Stated task: Repeat the material exactly, leaving nothing out.

Provided data:
----
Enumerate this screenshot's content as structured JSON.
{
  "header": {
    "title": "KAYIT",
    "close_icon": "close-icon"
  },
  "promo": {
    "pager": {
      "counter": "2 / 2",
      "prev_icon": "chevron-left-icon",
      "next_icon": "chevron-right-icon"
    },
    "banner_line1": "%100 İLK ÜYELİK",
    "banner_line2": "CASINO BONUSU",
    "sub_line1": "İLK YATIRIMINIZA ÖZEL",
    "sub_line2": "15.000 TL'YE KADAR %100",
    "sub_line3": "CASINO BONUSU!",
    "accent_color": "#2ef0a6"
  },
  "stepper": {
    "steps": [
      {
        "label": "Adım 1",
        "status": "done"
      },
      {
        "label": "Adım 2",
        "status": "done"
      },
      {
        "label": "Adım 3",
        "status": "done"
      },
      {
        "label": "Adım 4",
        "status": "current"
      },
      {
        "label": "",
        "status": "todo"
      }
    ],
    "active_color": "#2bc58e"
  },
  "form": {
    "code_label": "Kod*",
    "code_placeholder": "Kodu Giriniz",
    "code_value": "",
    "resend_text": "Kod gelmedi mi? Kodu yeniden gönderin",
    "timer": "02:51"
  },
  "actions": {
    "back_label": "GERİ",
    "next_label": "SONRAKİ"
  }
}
----
Answer to the task:
Enumerate this screenshot's content as structured JSON.
{
  "header": {
    "title": "KAYIT",
    "close_icon": "close-icon"
  },
  "promo": {
    "pager": {
      "counter": "2 / 2",
      "prev_icon": "chevron-left-icon",
      "next_icon": "chevron-right-icon"
    },
    "banner_line1": "%100 İLK ÜYELİK",
    "banner_line2": "CASINO BONUSU",
    "sub_line1": "İLK YATIRIMINIZA ÖZEL",
    "sub_line2": "15.000 TL'YE KADAR %100",
    "sub_line3": "CASINO BONUSU!",
    "accent_color": "#2ef0a6"
  },
  "stepper": {
    "steps": [
      {
        "label": "Adım 1",
        "status": "done"
      },
      {
        "label": "Adım 2",
        "status": "done"
      },
      {
        "label": "Adım 3",
        "status": "done"
      },
      {
        "label": "Adım 4",
        "status": "current"
      },
      {
        "label": "",
        "status": "todo"
      }
    ],
    "active_color": "#2bc58e"
  },
  "form": {
    "code_label": "Kod*",
    "code_placeholder": "Kodu Giriniz",
    "code_value": "",
    "resend_text": "Kod gelmedi mi? Kodu yeniden gönderin",
    "timer": "02:51"
  },
  "actions": {
    "back_label": "GERİ",
    "next_label": "SONRAKİ"
  }
}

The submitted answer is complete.